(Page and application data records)
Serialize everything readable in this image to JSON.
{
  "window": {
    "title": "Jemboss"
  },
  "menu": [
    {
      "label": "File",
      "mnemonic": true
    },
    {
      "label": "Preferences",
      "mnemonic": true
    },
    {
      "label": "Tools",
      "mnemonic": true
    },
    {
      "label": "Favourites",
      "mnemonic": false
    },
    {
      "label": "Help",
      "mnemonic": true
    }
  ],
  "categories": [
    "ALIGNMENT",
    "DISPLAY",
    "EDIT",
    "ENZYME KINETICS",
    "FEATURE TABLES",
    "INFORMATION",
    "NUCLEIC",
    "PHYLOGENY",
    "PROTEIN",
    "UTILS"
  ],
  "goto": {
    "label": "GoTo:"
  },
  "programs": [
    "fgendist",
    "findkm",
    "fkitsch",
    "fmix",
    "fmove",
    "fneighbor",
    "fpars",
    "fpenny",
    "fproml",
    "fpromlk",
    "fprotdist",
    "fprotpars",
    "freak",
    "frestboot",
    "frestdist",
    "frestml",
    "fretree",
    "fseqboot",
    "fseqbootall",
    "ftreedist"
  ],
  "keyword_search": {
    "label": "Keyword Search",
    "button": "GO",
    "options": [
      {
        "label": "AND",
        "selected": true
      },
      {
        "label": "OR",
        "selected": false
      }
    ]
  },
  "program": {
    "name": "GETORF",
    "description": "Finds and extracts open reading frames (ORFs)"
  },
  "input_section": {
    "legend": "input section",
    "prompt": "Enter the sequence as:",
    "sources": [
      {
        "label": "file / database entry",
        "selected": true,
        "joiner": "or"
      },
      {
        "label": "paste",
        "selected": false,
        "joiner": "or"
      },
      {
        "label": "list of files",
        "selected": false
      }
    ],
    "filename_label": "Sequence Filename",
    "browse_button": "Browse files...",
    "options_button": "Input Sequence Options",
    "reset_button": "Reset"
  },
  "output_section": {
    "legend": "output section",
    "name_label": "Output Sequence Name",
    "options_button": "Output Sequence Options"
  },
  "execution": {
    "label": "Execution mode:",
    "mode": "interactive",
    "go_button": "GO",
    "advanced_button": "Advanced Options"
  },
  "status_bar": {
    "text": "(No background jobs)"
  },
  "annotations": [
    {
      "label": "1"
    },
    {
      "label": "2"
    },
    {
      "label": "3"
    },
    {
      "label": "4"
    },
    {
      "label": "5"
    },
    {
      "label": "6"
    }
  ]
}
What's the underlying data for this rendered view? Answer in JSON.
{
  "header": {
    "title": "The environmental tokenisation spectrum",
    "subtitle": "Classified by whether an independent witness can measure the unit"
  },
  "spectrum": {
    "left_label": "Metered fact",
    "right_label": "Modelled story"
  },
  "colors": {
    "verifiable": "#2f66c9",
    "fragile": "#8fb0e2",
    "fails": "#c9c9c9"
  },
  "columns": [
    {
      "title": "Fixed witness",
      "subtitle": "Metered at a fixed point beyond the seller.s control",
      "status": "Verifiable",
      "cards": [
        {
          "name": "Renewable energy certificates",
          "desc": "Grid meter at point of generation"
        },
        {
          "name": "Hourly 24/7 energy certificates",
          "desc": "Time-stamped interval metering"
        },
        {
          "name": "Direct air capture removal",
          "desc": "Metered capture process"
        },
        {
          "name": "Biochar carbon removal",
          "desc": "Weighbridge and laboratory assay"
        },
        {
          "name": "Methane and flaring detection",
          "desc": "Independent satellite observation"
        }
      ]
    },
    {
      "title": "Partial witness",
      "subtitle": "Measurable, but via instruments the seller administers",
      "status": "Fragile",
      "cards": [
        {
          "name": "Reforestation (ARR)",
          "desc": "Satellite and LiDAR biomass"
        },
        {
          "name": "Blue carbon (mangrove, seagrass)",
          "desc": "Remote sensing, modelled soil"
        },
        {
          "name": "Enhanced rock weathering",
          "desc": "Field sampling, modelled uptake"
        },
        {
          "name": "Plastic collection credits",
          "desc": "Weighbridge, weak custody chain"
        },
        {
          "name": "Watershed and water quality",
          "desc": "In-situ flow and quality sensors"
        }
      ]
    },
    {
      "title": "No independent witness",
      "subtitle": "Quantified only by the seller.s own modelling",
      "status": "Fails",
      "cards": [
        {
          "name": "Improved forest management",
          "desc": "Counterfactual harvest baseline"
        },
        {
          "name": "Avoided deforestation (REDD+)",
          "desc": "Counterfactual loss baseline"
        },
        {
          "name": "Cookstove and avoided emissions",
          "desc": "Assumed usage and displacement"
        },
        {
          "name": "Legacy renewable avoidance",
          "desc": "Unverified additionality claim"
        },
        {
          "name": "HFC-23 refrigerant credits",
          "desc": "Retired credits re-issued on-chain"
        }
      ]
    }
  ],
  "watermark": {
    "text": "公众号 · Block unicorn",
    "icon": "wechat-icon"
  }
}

__Description of the task__. Restate the data above in full, keeping every word as it is.

__Answer to the problem__.
Serialize everything readable in this image to JSON.
{
  "window": {
    "title": "Jemboss"
  },
  "menu": [
    {
      "label": "File",
      "mnemonic": true
    },
    {
      "label": "Preferences",
      "mnemonic": true
    },
    {
      "label": "Tools",
      "mnemonic": true
    },
    {
      "label": "Favourites",
      "mnemonic": false
    },
    {
      "label": "Help",
      "mnemonic": true
    }
  ],
  "categories": [
    "ALIGNMENT",
    "DISPLAY",
    "EDIT",
    "ENZYME KINETICS",
    "FEATURE TABLES",
    "INFORMATION",
    "NUCLEIC",
    "PHYLOGENY",
    "PROTEIN",
    "UTILS"
  ],
  "goto": {
    "label": "GoTo:"
  },
  "programs": [
    "fgendist",
    "findkm",
    "fkitsch",
    "fmix",
    "fmove",
    "fneighbor",
    "fpars",
    "fpenny",
    "fproml",
    "fpromlk",
    "fprotdist",
    "fprotpars",
    "freak",
    "frestboot",
    "frestdist",
    "frestml",
    "fretree",
    "fseqboot",
    "fseqbootall",
    "ftreedist"
  ],
  "keyword_search": {
    "label": "Keyword Search",
    "button": "GO",
    "options": [
      {
        "label": "AND",
        "selected": true
      },
      {
        "label": "OR",
        "selected": false
      }
    ]
  },
  "program": {
    "name": "GETORF",
    "description": "Finds and extracts open reading frames (ORFs)"
  },
  "input_section": {
    "legend": "input section",
    "prompt": "Enter the sequence as:",
    "sources": [
      {
        "label": "file / database entry",
        "selected": true,
        "joiner": "or"
      },
      {
        "label": "paste",
        "selected": false,
        "joiner": "or"
      },
      {
        "label": "list of files",
        "selected": false
      }
    ],
    "filename_label": "Sequence Filename",
    "browse_button": "Browse files...",
    "options_button": "Input Sequence Options",
    "reset_button": "Reset"
  },
  "output_section": {
    "legend": "output section",
    "name_label": "Output Sequence Name",
    "options_button": "Output Sequence Options"
  },
  "execution": {
    "label": "Execution mode:",
    "mode": "interactive",
    "go_button": "GO",
    "advanced_button": "Advanced Options"
  },
  "status_bar": {
    "text": "(No background jobs)"
  },
  "annotations": [
    {
      "label": "1"
    },
    {
      "label": "2"
    },
    {
      "label": "3"
    },
    {
      "label": "4"
    },
    {
      "label": "5"
    },
    {
      "label": "6"
    }
  ]
}
What's the underlying data for this rendered view? Answer in JSON.
{
  "header": {
    "title": "The environmental tokenisation spectrum",
    "subtitle": "Classified by whether an independent witness can measure the unit"
  },
  "spectrum": {
    "left_label": "Metered fact",
    "right_label": "Modelled story"
  },
  "colors": {
    "verifiable": "#2f66c9",
    "fragile": "#8fb0e2",
    "fails": "#c9c9c9"
  },
  "columns": [
    {
      "title": "Fixed witness",
      "subtitle": "Metered at a fixed point beyond the seller.s control",
      "status": "Verifiable",
      "cards": [
        {
          "name": "Renewable energy certificates",
          "desc": "Grid meter at point of generation"
        },
        {
          "name": "Hourly 24/7 energy certificates",
          "desc": "Time-stamped interval metering"
        },
        {
          "name": "Direct air capture removal",
          "desc": "Metered capture process"
        },
        {
          "name": "Biochar carbon removal",
          "desc": "Weighbridge and laboratory assay"
        },
        {
          "name": "Methane and flaring detection",
          "desc": "Independent satellite observation"
        }
      ]
    },
    {
      "title": "Partial witness",
      "subtitle": "Measurable, but via instruments the seller administers",
      "status": "Fragile",
      "cards": [
        {
          "name": "Reforestation (ARR)",
          "desc": "Satellite and LiDAR biomass"
        },
        {
          "name": "Blue carbon (mangrove, seagrass)",
          "desc": "Remote sensing, modelled soil"
        },
        {
          "name": "Enhanced rock weathering",
          "desc": "Field sampling, modelled uptake"
        },
        {
          "name": "Plastic collection credits",
          "desc": "Weighbridge, weak custody chain"
        },
        {
          "name": "Watershed and water quality",
          "desc": "In-situ flow and quality sensors"
        }
      ]
    },
    {
      "title": "No independent witness",
      "subtitle": "Quantified only by the seller.s own modelling",
      "status": "Fails",
      "cards": [
        {
          "name": "Improved forest management",
          "desc": "Counterfactual harvest baseline"
        },
        {
          "name": "Avoided deforestation (REDD+)",
          "desc": "Counterfactual loss baseline"
        },
        {
          "name": "Cookstove and avoided emissions",
          "desc": "Assumed usage and displacement"
        },
        {
          "name": "Legacy renewable avoidance",
          "desc": "Unverified additionality claim"
        },
        {
          "name": "HFC-23 refrigerant credits",
          "desc": "Retired credits re-issued on-chain"
        }
      ]
    }
  ],
  "watermark": {
    "text": "公众号 · Block unicorn",
    "icon": "wechat-icon"
  }
}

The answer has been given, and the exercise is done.